» **Written instruction**
Find the word "degrees" in the data. Return every line where it appears.

» **Input material**
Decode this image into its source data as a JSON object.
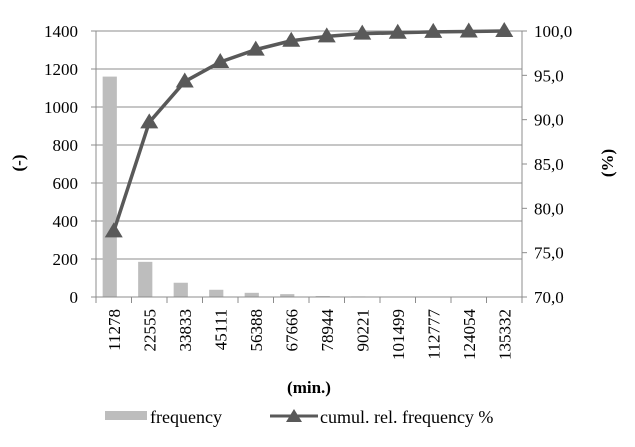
{
  "chart_data": {
    "type": "bar+line",
    "categories": [
      "11278",
      "22555",
      "33833",
      "45111",
      "56388",
      "67666",
      "78944",
      "90221",
      "101499",
      "112777",
      "124054",
      "135332"
    ],
    "series": [
      {
        "name": "frequency",
        "type": "bar",
        "axis": "left",
        "values": [
          1160,
          185,
          75,
          38,
          22,
          15,
          5,
          3,
          2,
          1,
          1,
          1
        ]
      },
      {
        "name": "cumul. rel. frequency %",
        "type": "line",
        "axis": "right",
        "marker": "triangle",
        "values": [
          77.4,
          89.7,
          94.3,
          96.5,
          97.9,
          98.9,
          99.4,
          99.7,
          99.8,
          99.9,
          99.95,
          100.0
        ]
      }
    ],
    "xlabel": "(min.)",
    "ylabel_left": "(-)",
    "ylabel_right": "(%)",
    "ylim_left": [
      0,
      1400
    ],
    "ylim_right": [
      70,
      100
    ],
    "yticks_left": [
      "0",
      "200",
      "400",
      "600",
      "800",
      "1000",
      "1200",
      "1400"
    ],
    "yticks_right": [
      "70,0",
      "75,0",
      "80,0",
      "85,0",
      "90,0",
      "95,0",
      "100,0"
    ],
    "grid": true,
    "legend_position": "bottom",
    "colors": {
      "bar": "#bdbdbd",
      "line": "#595959",
      "marker": "#595959",
      "grid": "#8c8c8c",
      "axis": "#8c8c8c"
    }
  }
}
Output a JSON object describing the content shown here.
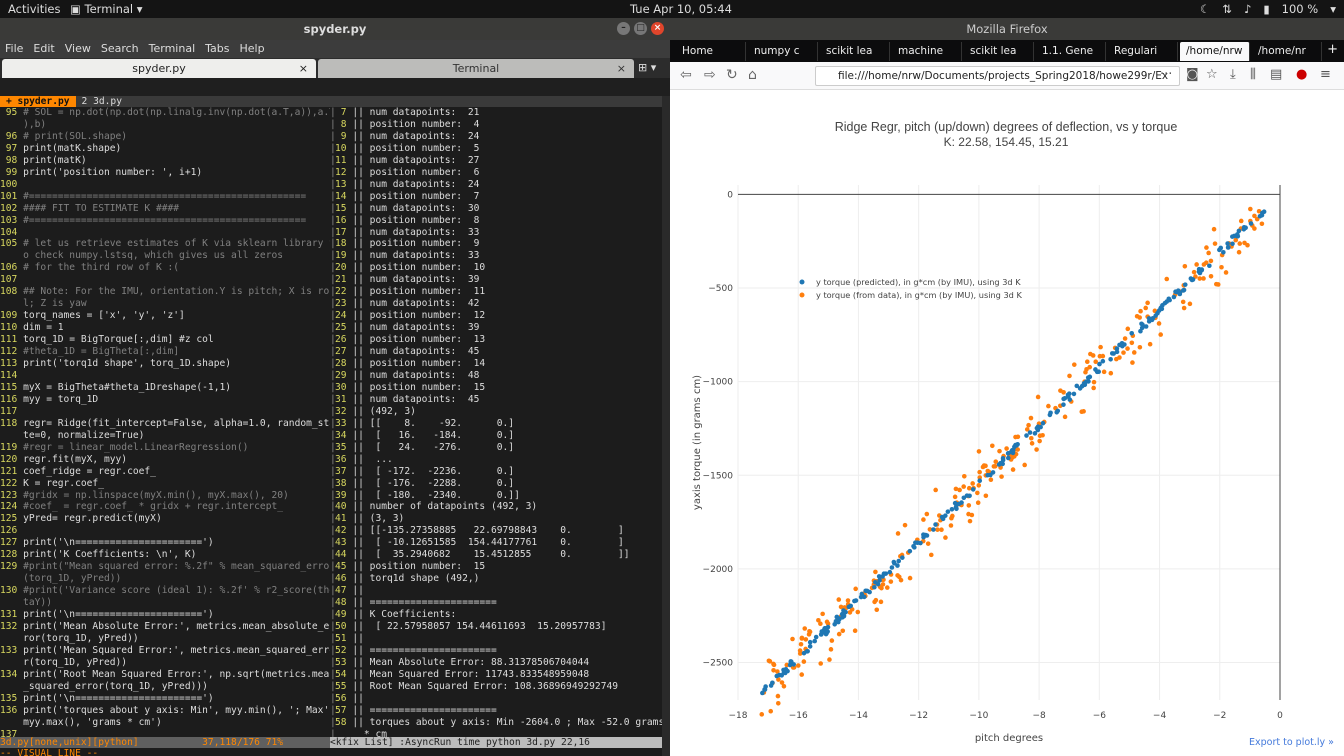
{
  "topbar": {
    "activities": "Activities",
    "app": "Terminal",
    "clock": "Tue Apr 10, 05:44",
    "battery": "100 %"
  },
  "terminal": {
    "title": "spyder.py",
    "menu": [
      "File",
      "Edit",
      "View",
      "Search",
      "Terminal",
      "Tabs",
      "Help"
    ],
    "tab_active": "spyder.py",
    "tab_inactive": "Terminal",
    "vim_tab1": "+ spyder.py",
    "vim_tab2": "2 3d.py",
    "left_lines": [
      [
        "95",
        " # SOL = np.dot(np.dot(np.linalg.inv(np.dot(a.T,a)),a.T",
        "c"
      ],
      [
        "",
        " ),b)",
        "c"
      ],
      [
        "96",
        " # print(SOL.shape)",
        "c"
      ],
      [
        "97",
        " print(matK.shape)",
        ""
      ],
      [
        "98",
        " print(matK)",
        ""
      ],
      [
        "99",
        " print('position number: ', i+1)",
        ""
      ],
      [
        "100",
        "",
        ""
      ],
      [
        "101",
        " #================================================",
        "c"
      ],
      [
        "102",
        " #### FIT TO ESTIMATE K ####",
        "c"
      ],
      [
        "103",
        " #================================================",
        "c"
      ],
      [
        "104",
        "",
        ""
      ],
      [
        "105",
        " # let us retrieve estimates of K via sklearn library t",
        "c"
      ],
      [
        "",
        " o check numpy.lstsq, which gives us all zeros",
        "c"
      ],
      [
        "106",
        " # for the third row of K :(",
        "c"
      ],
      [
        "107",
        "",
        ""
      ],
      [
        "108",
        " ## Note: For the IMU, orientation.Y is pitch; X is rol",
        "c"
      ],
      [
        "",
        " l; Z is yaw",
        "c"
      ],
      [
        "109",
        " torq_names = ['x', 'y', 'z']",
        ""
      ],
      [
        "110",
        " dim = 1",
        ""
      ],
      [
        "111",
        " torq_1D = BigTorque[:,dim] #z col",
        ""
      ],
      [
        "112",
        " #theta_1D = BigTheta[:,dim]",
        "c"
      ],
      [
        "113",
        " print('torq1d shape', torq_1D.shape)",
        ""
      ],
      [
        "114",
        "",
        ""
      ],
      [
        "115",
        " myX = BigTheta#theta_1Dreshape(-1,1)",
        ""
      ],
      [
        "116",
        " myy = torq_1D",
        ""
      ],
      [
        "117",
        "",
        ""
      ],
      [
        "118",
        " regr= Ridge(fit_intercept=False, alpha=1.0, random_sta",
        ""
      ],
      [
        "",
        " te=0, normalize=True)",
        ""
      ],
      [
        "119",
        " #regr = linear_model.LinearRegression()",
        "c"
      ],
      [
        "120",
        " regr.fit(myX, myy)",
        ""
      ],
      [
        "121",
        " coef_ridge = regr.coef_",
        ""
      ],
      [
        "122",
        " K = regr.coef_",
        ""
      ],
      [
        "123",
        " #gridx = np.linspace(myX.min(), myX.max(), 20)",
        "c"
      ],
      [
        "124",
        " #coef_ = regr.coef_ * gridx + regr.intercept_",
        "c"
      ],
      [
        "125",
        " yPred= regr.predict(myX)",
        ""
      ],
      [
        "126",
        "",
        ""
      ],
      [
        "127",
        " print('\\n======================')",
        ""
      ],
      [
        "128",
        " print('K Coefficients: \\n', K)",
        ""
      ],
      [
        "129",
        " #print(\"Mean squared error: %.2f\" % mean_squared_error",
        "c"
      ],
      [
        "",
        " (torq_1D, yPred))",
        "c"
      ],
      [
        "130",
        " #print('Variance score (ideal 1): %.2f' % r2_score(the",
        "c"
      ],
      [
        "",
        " taY))",
        "c"
      ],
      [
        "131",
        " print('\\n======================')",
        ""
      ],
      [
        "132",
        " print('Mean Absolute Error:', metrics.mean_absolute_er",
        ""
      ],
      [
        "",
        " ror(torq_1D, yPred))",
        ""
      ],
      [
        "133",
        " print('Mean Squared Error:', metrics.mean_squared_erro",
        ""
      ],
      [
        "",
        " r(torq_1D, yPred))",
        ""
      ],
      [
        "134",
        " print('Root Mean Squared Error:', np.sqrt(metrics.mean",
        ""
      ],
      [
        "",
        " _squared_error(torq_1D, yPred)))",
        ""
      ],
      [
        "135",
        " print('\\n======================')",
        ""
      ],
      [
        "136",
        " print('torques about y axis: Min', myy.min(), '; Max',",
        ""
      ],
      [
        "",
        " myy.max(), 'grams * cm')",
        ""
      ],
      [
        "137",
        "",
        ""
      ],
      [
        "138",
        " #gridx = np.linspace(myX.min(), myX.max(), 20)",
        "c"
      ]
    ],
    "right_lines": [
      [
        "7",
        "|| num datapoints:  21"
      ],
      [
        "8",
        "|| position number:  4"
      ],
      [
        "9",
        "|| num datapoints:  24"
      ],
      [
        "10",
        "|| position number:  5"
      ],
      [
        "11",
        "|| num datapoints:  27"
      ],
      [
        "12",
        "|| position number:  6"
      ],
      [
        "13",
        "|| num datapoints:  24"
      ],
      [
        "14",
        "|| position number:  7"
      ],
      [
        "15",
        "|| num datapoints:  30"
      ],
      [
        "16",
        "|| position number:  8"
      ],
      [
        "17",
        "|| num datapoints:  33"
      ],
      [
        "18",
        "|| position number:  9"
      ],
      [
        "19",
        "|| num datapoints:  33"
      ],
      [
        "20",
        "|| position number:  10"
      ],
      [
        "21",
        "|| num datapoints:  39"
      ],
      [
        "22",
        "|| position number:  11"
      ],
      [
        "23",
        "|| num datapoints:  42"
      ],
      [
        "24",
        "|| position number:  12"
      ],
      [
        "25",
        "|| num datapoints:  39"
      ],
      [
        "26",
        "|| position number:  13"
      ],
      [
        "27",
        "|| num datapoints:  45"
      ],
      [
        "28",
        "|| position number:  14"
      ],
      [
        "29",
        "|| num datapoints:  48"
      ],
      [
        "30",
        "|| position number:  15"
      ],
      [
        "31",
        "|| num datapoints:  45"
      ],
      [
        "32",
        "|| (492, 3)"
      ],
      [
        "33",
        "|| [[    8.    -92.      0.]"
      ],
      [
        "34",
        "||  [   16.   -184.      0.]"
      ],
      [
        "35",
        "||  [   24.   -276.      0.]"
      ],
      [
        "36",
        "||  ..."
      ],
      [
        "37",
        "||  [ -172.  -2236.      0.]"
      ],
      [
        "38",
        "||  [ -176.  -2288.      0.]"
      ],
      [
        "39",
        "||  [ -180.  -2340.      0.]]"
      ],
      [
        "40",
        "|| number of datapoints (492, 3)"
      ],
      [
        "41",
        "|| (3, 3)"
      ],
      [
        "42",
        "|| [[-135.27358885   22.69798843    0.        ]"
      ],
      [
        "43",
        "||  [ -10.12651585  154.44177761    0.        ]"
      ],
      [
        "44",
        "||  [  35.2940682    15.4512855     0.        ]]"
      ],
      [
        "45",
        "|| position number:  15"
      ],
      [
        "46",
        "|| torq1d shape (492,)"
      ],
      [
        "47",
        "||"
      ],
      [
        "48",
        "|| ======================"
      ],
      [
        "49",
        "|| K Coefficients:"
      ],
      [
        "50",
        "||  [ 22.57958057 154.44611693  15.20957783]"
      ],
      [
        "51",
        "||"
      ],
      [
        "52",
        "|| ======================"
      ],
      [
        "53",
        "|| Mean Absolute Error: 88.31378506704044"
      ],
      [
        "54",
        "|| Mean Squared Error: 11743.833548959048"
      ],
      [
        "55",
        "|| Root Mean Squared Error: 108.36896949292749"
      ],
      [
        "56",
        "||"
      ],
      [
        "57",
        "|| ======================"
      ],
      [
        "58",
        "|| torques about y axis: Min -2604.0 ; Max -52.0 grams"
      ],
      [
        "",
        "  * cm"
      ],
      [
        "59",
        "||"
      ]
    ],
    "status_left": "3d.py[none,unix][python]           37,118/176 71%",
    "status_right": "<kfix List] :AsyncRun time python 3d.py 22,16             60%",
    "cmdline": "-- VISUAL LINE --"
  },
  "firefox": {
    "title": "Mozilla Firefox",
    "tabs": [
      "Home",
      "numpy c",
      "scikit lea",
      "machine",
      "scikit lea",
      "1.1. Gene",
      "Regulari",
      "/home/nrw",
      "/home/nr"
    ],
    "url": "file:///home/nrw/Documents/projects_Spring2018/howe299r/Ex",
    "export": "Export to plot.ly »"
  },
  "chart_data": {
    "type": "scatter",
    "title": "Ridge Regr, pitch (up/down) degrees of deflection, vs y torque",
    "subtitle": "K: 22.58, 154.45, 15.21",
    "xlabel": "pitch degrees",
    "ylabel": "yaxis torque (in grams cm)",
    "xlim": [
      -18,
      0
    ],
    "ylim": [
      -2700,
      50
    ],
    "xticks": [
      -18,
      -16,
      -14,
      -12,
      -10,
      -8,
      -6,
      -4,
      -2,
      0
    ],
    "yticks": [
      0,
      -500,
      -1000,
      -1500,
      -2000,
      -2500
    ],
    "grid": true,
    "legend_position": "upper-left",
    "series": [
      {
        "name": "y torque (predicted), in g*cm (by IMU), using 3d K",
        "color": "#1f77b4",
        "slope": 154.45,
        "x_range": [
          -17.2,
          -0.5
        ]
      },
      {
        "name": "y torque (from data), in g*cm (by IMU), using 3d K",
        "color": "#ff7f0e",
        "slope": 154.45,
        "x_range": [
          -17.2,
          -0.5
        ],
        "spread": 110
      }
    ]
  }
}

» **Finished task**
    "title": "Ridge Regr, pitch (up/down) degrees of deflection, vs y torque",
    "xlabel": "pitch degrees",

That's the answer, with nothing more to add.